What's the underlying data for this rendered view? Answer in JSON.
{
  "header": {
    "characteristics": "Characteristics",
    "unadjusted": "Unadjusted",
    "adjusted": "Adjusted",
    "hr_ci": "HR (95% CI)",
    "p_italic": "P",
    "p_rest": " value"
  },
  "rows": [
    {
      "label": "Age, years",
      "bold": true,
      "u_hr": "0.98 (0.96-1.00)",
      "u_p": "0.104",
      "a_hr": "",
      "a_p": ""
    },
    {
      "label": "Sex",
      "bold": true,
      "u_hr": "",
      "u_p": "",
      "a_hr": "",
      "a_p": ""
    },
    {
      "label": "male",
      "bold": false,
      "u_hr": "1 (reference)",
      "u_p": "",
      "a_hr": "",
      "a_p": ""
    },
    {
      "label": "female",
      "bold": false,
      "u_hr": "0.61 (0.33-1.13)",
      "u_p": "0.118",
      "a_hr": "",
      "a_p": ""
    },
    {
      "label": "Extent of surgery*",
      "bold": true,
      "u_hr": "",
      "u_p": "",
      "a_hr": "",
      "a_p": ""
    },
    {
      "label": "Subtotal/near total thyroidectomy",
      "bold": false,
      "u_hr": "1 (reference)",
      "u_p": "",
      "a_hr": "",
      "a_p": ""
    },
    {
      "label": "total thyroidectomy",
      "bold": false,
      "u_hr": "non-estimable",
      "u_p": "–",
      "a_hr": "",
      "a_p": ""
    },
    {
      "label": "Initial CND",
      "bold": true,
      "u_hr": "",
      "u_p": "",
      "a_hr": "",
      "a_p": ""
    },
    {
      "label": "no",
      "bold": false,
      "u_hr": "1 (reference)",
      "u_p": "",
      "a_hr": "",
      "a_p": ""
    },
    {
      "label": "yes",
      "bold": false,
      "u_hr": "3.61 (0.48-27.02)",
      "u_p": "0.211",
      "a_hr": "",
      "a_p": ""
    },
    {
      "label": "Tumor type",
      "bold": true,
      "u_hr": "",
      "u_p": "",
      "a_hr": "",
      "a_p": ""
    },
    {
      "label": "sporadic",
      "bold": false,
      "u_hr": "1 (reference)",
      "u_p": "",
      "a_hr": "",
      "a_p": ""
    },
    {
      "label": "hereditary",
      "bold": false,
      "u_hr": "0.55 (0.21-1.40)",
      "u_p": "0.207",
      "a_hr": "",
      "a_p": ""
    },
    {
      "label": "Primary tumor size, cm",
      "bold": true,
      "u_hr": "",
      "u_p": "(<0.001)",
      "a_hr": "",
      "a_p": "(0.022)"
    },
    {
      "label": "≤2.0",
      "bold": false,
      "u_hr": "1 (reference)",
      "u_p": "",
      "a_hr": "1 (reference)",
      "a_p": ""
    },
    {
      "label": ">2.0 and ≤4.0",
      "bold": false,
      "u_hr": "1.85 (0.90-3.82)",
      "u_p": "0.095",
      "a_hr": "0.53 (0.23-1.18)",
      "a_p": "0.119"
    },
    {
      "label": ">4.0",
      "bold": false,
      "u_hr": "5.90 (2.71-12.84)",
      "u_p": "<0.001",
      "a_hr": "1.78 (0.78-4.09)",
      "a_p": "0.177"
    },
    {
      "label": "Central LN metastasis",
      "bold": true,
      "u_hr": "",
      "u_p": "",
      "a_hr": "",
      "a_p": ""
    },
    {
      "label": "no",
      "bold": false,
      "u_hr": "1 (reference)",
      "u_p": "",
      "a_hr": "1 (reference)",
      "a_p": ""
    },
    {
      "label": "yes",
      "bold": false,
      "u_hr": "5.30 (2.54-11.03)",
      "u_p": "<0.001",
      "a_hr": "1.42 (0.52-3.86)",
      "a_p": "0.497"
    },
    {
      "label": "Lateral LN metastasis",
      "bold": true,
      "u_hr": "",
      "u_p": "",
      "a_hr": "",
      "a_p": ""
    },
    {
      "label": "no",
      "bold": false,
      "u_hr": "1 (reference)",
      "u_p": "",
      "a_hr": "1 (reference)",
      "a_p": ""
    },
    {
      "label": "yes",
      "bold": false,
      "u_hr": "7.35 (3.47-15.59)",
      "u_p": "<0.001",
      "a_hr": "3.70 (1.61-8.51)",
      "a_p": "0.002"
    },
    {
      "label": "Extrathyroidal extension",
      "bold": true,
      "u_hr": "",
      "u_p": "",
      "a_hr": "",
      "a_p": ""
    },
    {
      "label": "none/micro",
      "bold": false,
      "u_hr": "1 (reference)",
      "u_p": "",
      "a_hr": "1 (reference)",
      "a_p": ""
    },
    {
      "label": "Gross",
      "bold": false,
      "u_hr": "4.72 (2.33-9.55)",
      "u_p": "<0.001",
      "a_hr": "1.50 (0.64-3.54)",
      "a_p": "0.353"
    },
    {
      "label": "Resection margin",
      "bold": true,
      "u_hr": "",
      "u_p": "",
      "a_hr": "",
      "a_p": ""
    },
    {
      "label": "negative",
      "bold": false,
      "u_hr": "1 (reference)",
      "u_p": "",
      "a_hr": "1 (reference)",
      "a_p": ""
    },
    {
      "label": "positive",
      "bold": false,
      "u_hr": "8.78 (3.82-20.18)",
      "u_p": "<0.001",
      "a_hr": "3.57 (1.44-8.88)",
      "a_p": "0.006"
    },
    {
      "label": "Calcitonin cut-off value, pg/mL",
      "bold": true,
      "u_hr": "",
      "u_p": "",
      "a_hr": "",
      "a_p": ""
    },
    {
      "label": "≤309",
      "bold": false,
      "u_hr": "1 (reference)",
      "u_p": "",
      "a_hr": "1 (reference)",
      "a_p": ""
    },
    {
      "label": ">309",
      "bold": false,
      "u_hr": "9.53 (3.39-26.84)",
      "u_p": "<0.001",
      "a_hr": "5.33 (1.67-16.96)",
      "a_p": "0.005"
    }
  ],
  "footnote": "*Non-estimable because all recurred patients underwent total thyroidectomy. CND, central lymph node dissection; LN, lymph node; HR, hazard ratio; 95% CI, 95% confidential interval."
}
= = =
## Requirement
After reading the listing above, print each line back exactly.

## Output of the exercise
What's the underlying data for this rendered view? Answer in JSON.
{
  "header": {
    "characteristics": "Characteristics",
    "unadjusted": "Unadjusted",
    "adjusted": "Adjusted",
    "hr_ci": "HR (95% CI)",
    "p_italic": "P",
    "p_rest": " value"
  },
  "rows": [
    {
      "label": "Age, years",
      "bold": true,
      "u_hr": "0.98 (0.96-1.00)",
      "u_p": "0.104",
      "a_hr": "",
      "a_p": ""
    },
    {
      "label": "Sex",
      "bold": true,
      "u_hr": "",
      "u_p": "",
      "a_hr": "",
      "a_p": ""
    },
    {
      "label": "male",
      "bold": false,
      "u_hr": "1 (reference)",
      "u_p": "",
      "a_hr": "",
      "a_p": ""
    },
    {
      "label": "female",
      "bold": false,
      "u_hr": "0.61 (0.33-1.13)",
      "u_p": "0.118",
      "a_hr": "",
      "a_p": ""
    },
    {
      "label": "Extent of surgery*",
      "bold": true,
      "u_hr": "",
      "u_p": "",
      "a_hr": "",
      "a_p": ""
    },
    {
      "label": "Subtotal/near total thyroidectomy",
      "bold": false,
      "u_hr": "1 (reference)",
      "u_p": "",
      "a_hr": "",
      "a_p": ""
    },
    {
      "label": "total thyroidectomy",
      "bold": false,
      "u_hr": "non-estimable",
      "u_p": "–",
      "a_hr": "",
      "a_p": ""
    },
    {
      "label": "Initial CND",
      "bold": true,
      "u_hr": "",
      "u_p": "",
      "a_hr": "",
      "a_p": ""
    },
    {
      "label": "no",
      "bold": false,
      "u_hr": "1 (reference)",
      "u_p": "",
      "a_hr": "",
      "a_p": ""
    },
    {
      "label": "yes",
      "bold": false,
      "u_hr": "3.61 (0.48-27.02)",
      "u_p": "0.211",
      "a_hr": "",
      "a_p": ""
    },
    {
      "label": "Tumor type",
      "bold": true,
      "u_hr": "",
      "u_p": "",
      "a_hr": "",
      "a_p": ""
    },
    {
      "label": "sporadic",
      "bold": false,
      "u_hr": "1 (reference)",
      "u_p": "",
      "a_hr": "",
      "a_p": ""
    },
    {
      "label": "hereditary",
      "bold": false,
      "u_hr": "0.55 (0.21-1.40)",
      "u_p": "0.207",
      "a_hr": "",
      "a_p": ""
    },
    {
      "label": "Primary tumor size, cm",
      "bold": true,
      "u_hr": "",
      "u_p": "(<0.001)",
      "a_hr": "",
      "a_p": "(0.022)"
    },
    {
      "label": "≤2.0",
      "bold": false,
      "u_hr": "1 (reference)",
      "u_p": "",
      "a_hr": "1 (reference)",
      "a_p": ""
    },
    {
      "label": ">2.0 and ≤4.0",
      "bold": false,
      "u_hr": "1.85 (0.90-3.82)",
      "u_p": "0.095",
      "a_hr": "0.53 (0.23-1.18)",
      "a_p": "0.119"
    },
    {
      "label": ">4.0",
      "bold": false,
      "u_hr": "5.90 (2.71-12.84)",
      "u_p": "<0.001",
      "a_hr": "1.78 (0.78-4.09)",
      "a_p": "0.177"
    },
    {
      "label": "Central LN metastasis",
      "bold": true,
      "u_hr": "",
      "u_p": "",
      "a_hr": "",
      "a_p": ""
    },
    {
      "label": "no",
      "bold": false,
      "u_hr": "1 (reference)",
      "u_p": "",
      "a_hr": "1 (reference)",
      "a_p": ""
    },
    {
      "label": "yes",
      "bold": false,
      "u_hr": "5.30 (2.54-11.03)",
      "u_p": "<0.001",
      "a_hr": "1.42 (0.52-3.86)",
      "a_p": "0.497"
    },
    {
      "label": "Lateral LN metastasis",
      "bold": true,
      "u_hr": "",
      "u_p": "",
      "a_hr": "",
      "a_p": ""
    },
    {
      "label": "no",
      "bold": false,
      "u_hr": "1 (reference)",
      "u_p": "",
      "a_hr": "1 (reference)",
      "a_p": ""
    },
    {
      "label": "yes",
      "bold": false,
      "u_hr": "7.35 (3.47-15.59)",
      "u_p": "<0.001",
      "a_hr": "3.70 (1.61-8.51)",
      "a_p": "0.002"
    },
    {
      "label": "Extrathyroidal extension",
      "bold": true,
      "u_hr": "",
      "u_p": "",
      "a_hr": "",
      "a_p": ""
    },
    {
      "label": "none/micro",
      "bold": false,
      "u_hr": "1 (reference)",
      "u_p": "",
      "a_hr": "1 (reference)",
      "a_p": ""
    },
    {
      "label": "Gross",
      "bold": false,
      "u_hr": "4.72 (2.33-9.55)",
      "u_p": "<0.001",
      "a_hr": "1.50 (0.64-3.54)",
      "a_p": "0.353"
    },
    {
      "label": "Resection margin",
      "bold": true,
      "u_hr": "",
      "u_p": "",
      "a_hr": "",
      "a_p": ""
    },
    {
      "label": "negative",
      "bold": false,
      "u_hr": "1 (reference)",
      "u_p": "",
      "a_hr": "1 (reference)",
      "a_p": ""
    },
    {
      "label": "positive",
      "bold": false,
      "u_hr": "8.78 (3.82-20.18)",
      "u_p": "<0.001",
      "a_hr": "3.57 (1.44-8.88)",
      "a_p": "0.006"
    },
    {
      "label": "Calcitonin cut-off value, pg/mL",
      "bold": true,
      "u_hr": "",
      "u_p": "",
      "a_hr": "",
      "a_p": ""
    },
    {
      "label": "≤309",
      "bold": false,
      "u_hr": "1 (reference)",
      "u_p": "",
      "a_hr": "1 (reference)",
      "a_p": ""
    },
    {
      "label": ">309",
      "bold": false,
      "u_hr": "9.53 (3.39-26.84)",
      "u_p": "<0.001",
      "a_hr": "5.33 (1.67-16.96)",
      "a_p": "0.005"
    }
  ],
  "footnote": "*Non-estimable because all recurred patients underwent total thyroidectomy. CND, central lymph node dissection; LN, lymph node; HR, hazard ratio; 95% CI, 95% confidential interval."
}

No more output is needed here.